Copy every one of the entries below verbatim, reproducing each line without any change.
::: MATERIAL FOR THE TASK
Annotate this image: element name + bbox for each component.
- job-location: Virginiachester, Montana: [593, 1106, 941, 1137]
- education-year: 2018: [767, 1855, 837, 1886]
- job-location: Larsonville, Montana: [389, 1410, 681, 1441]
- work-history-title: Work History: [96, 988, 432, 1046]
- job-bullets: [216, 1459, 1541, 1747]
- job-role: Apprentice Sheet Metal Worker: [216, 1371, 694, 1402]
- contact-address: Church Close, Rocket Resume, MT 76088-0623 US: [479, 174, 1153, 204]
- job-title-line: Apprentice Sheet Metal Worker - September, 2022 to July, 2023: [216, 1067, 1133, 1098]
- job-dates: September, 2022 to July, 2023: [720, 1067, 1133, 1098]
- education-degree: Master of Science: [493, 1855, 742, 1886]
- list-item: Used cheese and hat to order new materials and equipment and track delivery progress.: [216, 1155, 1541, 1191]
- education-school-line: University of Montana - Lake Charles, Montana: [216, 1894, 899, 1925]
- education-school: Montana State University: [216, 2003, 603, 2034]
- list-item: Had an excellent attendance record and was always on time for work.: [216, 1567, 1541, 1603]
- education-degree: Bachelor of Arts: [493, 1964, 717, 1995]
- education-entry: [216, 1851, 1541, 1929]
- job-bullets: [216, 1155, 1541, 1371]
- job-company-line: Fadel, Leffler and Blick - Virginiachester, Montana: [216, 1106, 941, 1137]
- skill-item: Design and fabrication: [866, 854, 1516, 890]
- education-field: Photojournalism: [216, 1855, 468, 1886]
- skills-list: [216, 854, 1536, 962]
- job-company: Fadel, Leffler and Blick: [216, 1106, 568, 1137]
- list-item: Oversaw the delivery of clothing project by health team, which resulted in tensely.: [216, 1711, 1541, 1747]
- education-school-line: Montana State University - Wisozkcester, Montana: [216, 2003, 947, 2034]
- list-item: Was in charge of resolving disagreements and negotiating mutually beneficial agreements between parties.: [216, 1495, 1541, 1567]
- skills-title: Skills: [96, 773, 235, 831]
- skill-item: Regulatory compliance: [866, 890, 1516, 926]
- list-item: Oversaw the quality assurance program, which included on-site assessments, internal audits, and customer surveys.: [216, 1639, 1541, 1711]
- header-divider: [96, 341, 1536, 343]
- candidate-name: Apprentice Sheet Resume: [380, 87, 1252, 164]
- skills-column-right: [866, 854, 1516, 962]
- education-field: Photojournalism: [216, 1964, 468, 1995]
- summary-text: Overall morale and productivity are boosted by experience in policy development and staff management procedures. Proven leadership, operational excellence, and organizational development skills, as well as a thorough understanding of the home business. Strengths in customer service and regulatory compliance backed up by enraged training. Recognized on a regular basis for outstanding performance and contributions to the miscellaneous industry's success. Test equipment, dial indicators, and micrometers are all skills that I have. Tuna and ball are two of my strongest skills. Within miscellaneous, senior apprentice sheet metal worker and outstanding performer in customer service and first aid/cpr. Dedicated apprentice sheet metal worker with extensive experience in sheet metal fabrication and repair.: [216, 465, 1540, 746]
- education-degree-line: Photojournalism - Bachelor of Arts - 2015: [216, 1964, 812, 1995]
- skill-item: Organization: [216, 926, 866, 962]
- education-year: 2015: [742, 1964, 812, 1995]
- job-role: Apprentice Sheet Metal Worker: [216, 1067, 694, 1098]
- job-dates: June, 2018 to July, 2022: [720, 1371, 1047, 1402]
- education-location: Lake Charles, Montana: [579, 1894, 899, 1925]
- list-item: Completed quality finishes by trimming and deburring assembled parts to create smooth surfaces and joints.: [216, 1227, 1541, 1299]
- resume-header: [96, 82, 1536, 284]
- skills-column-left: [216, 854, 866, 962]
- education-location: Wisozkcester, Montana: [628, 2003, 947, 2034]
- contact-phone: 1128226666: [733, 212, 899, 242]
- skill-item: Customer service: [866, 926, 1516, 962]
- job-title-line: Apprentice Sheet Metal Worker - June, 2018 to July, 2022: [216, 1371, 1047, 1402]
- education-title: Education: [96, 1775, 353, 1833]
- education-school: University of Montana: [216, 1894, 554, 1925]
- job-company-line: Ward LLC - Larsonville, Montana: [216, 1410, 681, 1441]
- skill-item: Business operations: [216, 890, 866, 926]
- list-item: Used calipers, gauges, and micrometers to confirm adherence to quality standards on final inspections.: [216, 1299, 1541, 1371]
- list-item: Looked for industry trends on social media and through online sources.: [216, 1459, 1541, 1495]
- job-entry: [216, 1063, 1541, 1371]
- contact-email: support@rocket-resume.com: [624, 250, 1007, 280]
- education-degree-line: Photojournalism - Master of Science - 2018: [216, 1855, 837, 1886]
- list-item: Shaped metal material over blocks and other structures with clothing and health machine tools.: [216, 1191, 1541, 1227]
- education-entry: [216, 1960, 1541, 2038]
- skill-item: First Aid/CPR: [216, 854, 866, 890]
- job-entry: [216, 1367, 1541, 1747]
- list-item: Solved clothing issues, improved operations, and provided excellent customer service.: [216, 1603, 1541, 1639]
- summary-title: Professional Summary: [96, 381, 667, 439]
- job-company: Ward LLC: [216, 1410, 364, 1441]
::::::
**TASK RESULT:**
Annotate this image: element name + bbox for each component.
- job-location: Virginiachester, Montana: [593, 1106, 941, 1137]
- education-year: 2018: [767, 1855, 837, 1886]
- job-location: Larsonville, Montana: [389, 1410, 681, 1441]
- work-history-title: Work History: [96, 988, 432, 1046]
- job-bullets: [216, 1459, 1541, 1747]
- job-role: Apprentice Sheet Metal Worker: [216, 1371, 694, 1402]
- contact-address: Church Close, Rocket Resume, MT 76088-0623 US: [479, 174, 1153, 204]
- job-title-line: Apprentice Sheet Metal Worker - September, 2022 to July, 2023: [216, 1067, 1133, 1098]
- job-dates: September, 2022 to July, 2023: [720, 1067, 1133, 1098]
- education-degree: Master of Science: [493, 1855, 742, 1886]
- list-item: Used cheese and hat to order new materials and equipment and track delivery progress.: [216, 1155, 1541, 1191]
- education-school-line: University of Montana - Lake Charles, Montana: [216, 1894, 899, 1925]
- education-school: Montana State University: [216, 2003, 603, 2034]
- list-item: Had an excellent attendance record and was always on time for work.: [216, 1567, 1541, 1603]
- education-degree: Bachelor of Arts: [493, 1964, 717, 1995]
- education-entry: [216, 1851, 1541, 1929]
- job-bullets: [216, 1155, 1541, 1371]
- job-company-line: Fadel, Leffler and Blick - Virginiachester, Montana: [216, 1106, 941, 1137]
- skill-item: Design and fabrication: [866, 854, 1516, 890]
- education-field: Photojournalism: [216, 1855, 468, 1886]
- skills-list: [216, 854, 1536, 962]
- job-company: Fadel, Leffler and Blick: [216, 1106, 568, 1137]
- list-item: Oversaw the delivery of clothing project by health team, which resulted in tensely.: [216, 1711, 1541, 1747]
- education-school-line: Montana State University - Wisozkcester, Montana: [216, 2003, 947, 2034]
- list-item: Was in charge of resolving disagreements and negotiating mutually beneficial agreements between parties.: [216, 1495, 1541, 1567]
- skills-title: Skills: [96, 773, 235, 831]
- skill-item: Regulatory compliance: [866, 890, 1516, 926]
- list-item: Oversaw the quality assurance program, which included on-site assessments, internal audits, and customer surveys.: [216, 1639, 1541, 1711]
- header-divider: [96, 341, 1536, 343]
- candidate-name: Apprentice Sheet Resume: [380, 87, 1252, 164]
- skills-column-right: [866, 854, 1516, 962]
- education-field: Photojournalism: [216, 1964, 468, 1995]
- summary-text: Overall morale and productivity are boosted by experience in policy development and staff management procedures. Proven leadership, operational excellence, and organizational development skills, as well as a thorough understanding of the home business. Strengths in customer service and regulatory compliance backed up by enraged training. Recognized on a regular basis for outstanding performance and contributions to the miscellaneous industry's success. Test equipment, dial indicators, and micrometers are all skills that I have. Tuna and ball are two of my strongest skills. Within miscellaneous, senior apprentice sheet metal worker and outstanding performer in customer service and first aid/cpr. Dedicated apprentice sheet metal worker with extensive experience in sheet metal fabrication and repair.: [216, 465, 1540, 746]
- education-degree-line: Photojournalism - Bachelor of Arts - 2015: [216, 1964, 812, 1995]
- skill-item: Organization: [216, 926, 866, 962]
- education-year: 2015: [742, 1964, 812, 1995]
- job-role: Apprentice Sheet Metal Worker: [216, 1067, 694, 1098]
- job-dates: June, 2018 to July, 2022: [720, 1371, 1047, 1402]
- education-location: Lake Charles, Montana: [579, 1894, 899, 1925]
- list-item: Completed quality finishes by trimming and deburring assembled parts to create smooth surfaces and joints.: [216, 1227, 1541, 1299]
- resume-header: [96, 82, 1536, 284]
- skills-column-left: [216, 854, 866, 962]
- education-location: Wisozkcester, Montana: [628, 2003, 947, 2034]
- contact-phone: 1128226666: [733, 212, 899, 242]
- skill-item: Customer service: [866, 926, 1516, 962]
- job-title-line: Apprentice Sheet Metal Worker - June, 2018 to July, 2022: [216, 1371, 1047, 1402]
- education-title: Education: [96, 1775, 353, 1833]
- education-school: University of Montana: [216, 1894, 554, 1925]
- job-company-line: Ward LLC - Larsonville, Montana: [216, 1410, 681, 1441]
- skill-item: Business operations: [216, 890, 866, 926]
- list-item: Used calipers, gauges, and micrometers to confirm adherence to quality standards on final inspections.: [216, 1299, 1541, 1371]
- list-item: Looked for industry trends on social media and through online sources.: [216, 1459, 1541, 1495]
- job-entry: [216, 1063, 1541, 1371]
- contact-email: support@rocket-resume.com: [624, 250, 1007, 280]
- education-degree-line: Photojournalism - Master of Science - 2018: [216, 1855, 837, 1886]
- list-item: Shaped metal material over blocks and other structures with clothing and health machine tools.: [216, 1191, 1541, 1227]
- education-entry: [216, 1960, 1541, 2038]
- skill-item: First Aid/CPR: [216, 854, 866, 890]
- job-entry: [216, 1367, 1541, 1747]
- list-item: Solved clothing issues, improved operations, and provided excellent customer service.: [216, 1603, 1541, 1639]
- summary-title: Professional Summary: [96, 381, 667, 439]
- job-company: Ward LLC: [216, 1410, 364, 1441]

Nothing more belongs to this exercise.